(Given exercise)
Find each line holding the word "value" and give the total alone.

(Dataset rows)
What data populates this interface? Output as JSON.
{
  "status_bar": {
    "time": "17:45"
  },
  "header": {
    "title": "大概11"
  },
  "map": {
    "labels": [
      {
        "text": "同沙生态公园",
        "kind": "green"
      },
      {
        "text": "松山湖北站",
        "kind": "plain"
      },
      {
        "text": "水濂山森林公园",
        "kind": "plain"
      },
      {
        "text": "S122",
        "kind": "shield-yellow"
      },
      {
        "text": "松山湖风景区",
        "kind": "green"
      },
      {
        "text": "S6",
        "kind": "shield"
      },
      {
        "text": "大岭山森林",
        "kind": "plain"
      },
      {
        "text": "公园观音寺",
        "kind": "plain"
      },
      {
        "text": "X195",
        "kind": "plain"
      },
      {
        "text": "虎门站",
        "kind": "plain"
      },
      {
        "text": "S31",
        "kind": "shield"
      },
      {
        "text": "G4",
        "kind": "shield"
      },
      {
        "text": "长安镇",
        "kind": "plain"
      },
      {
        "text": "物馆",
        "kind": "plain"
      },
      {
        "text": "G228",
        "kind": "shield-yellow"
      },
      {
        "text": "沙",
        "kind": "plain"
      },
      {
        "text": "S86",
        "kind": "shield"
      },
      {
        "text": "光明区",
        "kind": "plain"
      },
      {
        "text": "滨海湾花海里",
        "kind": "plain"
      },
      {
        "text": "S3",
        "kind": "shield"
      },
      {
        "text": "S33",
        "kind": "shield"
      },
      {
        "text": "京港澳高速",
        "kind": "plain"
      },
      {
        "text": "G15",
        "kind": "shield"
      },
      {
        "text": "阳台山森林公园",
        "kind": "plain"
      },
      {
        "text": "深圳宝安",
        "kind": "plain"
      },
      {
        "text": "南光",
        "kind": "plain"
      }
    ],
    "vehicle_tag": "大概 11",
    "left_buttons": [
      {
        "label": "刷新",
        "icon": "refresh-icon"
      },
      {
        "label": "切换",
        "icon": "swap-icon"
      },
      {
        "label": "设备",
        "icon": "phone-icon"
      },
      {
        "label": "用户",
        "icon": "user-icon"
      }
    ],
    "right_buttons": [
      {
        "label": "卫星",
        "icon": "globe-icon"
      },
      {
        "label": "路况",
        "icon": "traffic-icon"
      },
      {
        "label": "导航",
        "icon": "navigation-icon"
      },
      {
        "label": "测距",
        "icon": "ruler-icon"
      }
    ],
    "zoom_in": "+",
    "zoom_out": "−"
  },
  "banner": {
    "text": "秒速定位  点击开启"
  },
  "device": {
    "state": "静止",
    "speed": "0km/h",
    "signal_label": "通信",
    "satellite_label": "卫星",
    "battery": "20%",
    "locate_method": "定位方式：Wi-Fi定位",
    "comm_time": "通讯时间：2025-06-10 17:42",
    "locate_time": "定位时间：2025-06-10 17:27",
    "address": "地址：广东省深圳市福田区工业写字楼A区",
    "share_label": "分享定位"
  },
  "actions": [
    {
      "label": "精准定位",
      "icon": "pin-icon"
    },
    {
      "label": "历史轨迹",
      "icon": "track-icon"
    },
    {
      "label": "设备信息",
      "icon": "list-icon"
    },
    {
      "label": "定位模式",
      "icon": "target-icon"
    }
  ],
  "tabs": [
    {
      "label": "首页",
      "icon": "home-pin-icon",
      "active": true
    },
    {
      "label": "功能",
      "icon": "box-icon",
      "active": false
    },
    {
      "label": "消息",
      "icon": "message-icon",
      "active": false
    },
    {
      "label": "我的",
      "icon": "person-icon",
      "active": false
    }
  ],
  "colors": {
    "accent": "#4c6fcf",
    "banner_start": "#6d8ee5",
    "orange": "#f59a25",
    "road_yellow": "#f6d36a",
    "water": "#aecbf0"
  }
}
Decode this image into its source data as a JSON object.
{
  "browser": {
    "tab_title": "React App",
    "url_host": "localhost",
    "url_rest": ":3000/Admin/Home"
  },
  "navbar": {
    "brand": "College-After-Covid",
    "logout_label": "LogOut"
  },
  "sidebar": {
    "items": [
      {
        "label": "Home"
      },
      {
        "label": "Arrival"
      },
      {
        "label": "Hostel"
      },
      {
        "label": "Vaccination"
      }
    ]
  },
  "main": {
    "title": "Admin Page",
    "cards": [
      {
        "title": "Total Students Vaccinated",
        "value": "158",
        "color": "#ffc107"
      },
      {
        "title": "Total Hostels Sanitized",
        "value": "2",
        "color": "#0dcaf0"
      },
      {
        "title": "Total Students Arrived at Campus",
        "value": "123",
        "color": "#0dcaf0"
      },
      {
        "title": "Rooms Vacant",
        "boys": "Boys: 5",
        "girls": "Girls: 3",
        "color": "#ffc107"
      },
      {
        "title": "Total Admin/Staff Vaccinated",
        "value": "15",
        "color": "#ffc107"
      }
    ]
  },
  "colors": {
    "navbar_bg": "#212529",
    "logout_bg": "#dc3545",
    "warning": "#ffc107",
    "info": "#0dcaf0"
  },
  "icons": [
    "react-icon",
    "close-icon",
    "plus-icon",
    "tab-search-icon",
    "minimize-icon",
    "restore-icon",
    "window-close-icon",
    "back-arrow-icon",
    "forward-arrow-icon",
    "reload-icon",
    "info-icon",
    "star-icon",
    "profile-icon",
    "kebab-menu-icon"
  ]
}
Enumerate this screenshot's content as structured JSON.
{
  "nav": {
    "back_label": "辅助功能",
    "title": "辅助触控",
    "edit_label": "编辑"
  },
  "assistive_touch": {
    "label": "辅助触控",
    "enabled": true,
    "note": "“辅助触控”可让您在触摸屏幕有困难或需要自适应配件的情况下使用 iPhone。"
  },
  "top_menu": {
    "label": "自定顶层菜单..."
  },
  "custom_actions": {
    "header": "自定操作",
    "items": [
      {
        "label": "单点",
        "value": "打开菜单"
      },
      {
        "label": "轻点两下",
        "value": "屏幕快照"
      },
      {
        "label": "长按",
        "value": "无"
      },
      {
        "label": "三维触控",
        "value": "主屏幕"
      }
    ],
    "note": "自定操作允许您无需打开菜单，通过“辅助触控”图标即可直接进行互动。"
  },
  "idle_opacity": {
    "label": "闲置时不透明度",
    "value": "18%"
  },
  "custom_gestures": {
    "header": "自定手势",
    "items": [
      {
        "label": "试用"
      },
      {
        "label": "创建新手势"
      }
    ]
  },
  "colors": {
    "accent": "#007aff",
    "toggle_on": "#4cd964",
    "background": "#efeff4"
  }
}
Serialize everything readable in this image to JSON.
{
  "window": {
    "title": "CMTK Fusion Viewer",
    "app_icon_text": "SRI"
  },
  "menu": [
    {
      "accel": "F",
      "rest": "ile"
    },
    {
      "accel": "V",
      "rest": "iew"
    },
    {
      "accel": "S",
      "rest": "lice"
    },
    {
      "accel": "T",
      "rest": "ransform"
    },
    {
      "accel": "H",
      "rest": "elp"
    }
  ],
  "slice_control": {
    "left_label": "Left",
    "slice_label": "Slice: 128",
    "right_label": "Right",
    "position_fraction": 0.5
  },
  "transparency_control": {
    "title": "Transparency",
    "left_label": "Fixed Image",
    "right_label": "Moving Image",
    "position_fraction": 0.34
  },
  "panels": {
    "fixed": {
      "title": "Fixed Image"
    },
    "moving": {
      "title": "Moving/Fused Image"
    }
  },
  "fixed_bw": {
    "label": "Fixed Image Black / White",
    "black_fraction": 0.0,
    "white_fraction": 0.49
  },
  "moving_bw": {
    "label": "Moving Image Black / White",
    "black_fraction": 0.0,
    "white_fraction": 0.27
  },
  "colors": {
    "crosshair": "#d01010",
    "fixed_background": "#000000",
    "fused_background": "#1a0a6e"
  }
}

(Finished answer)
9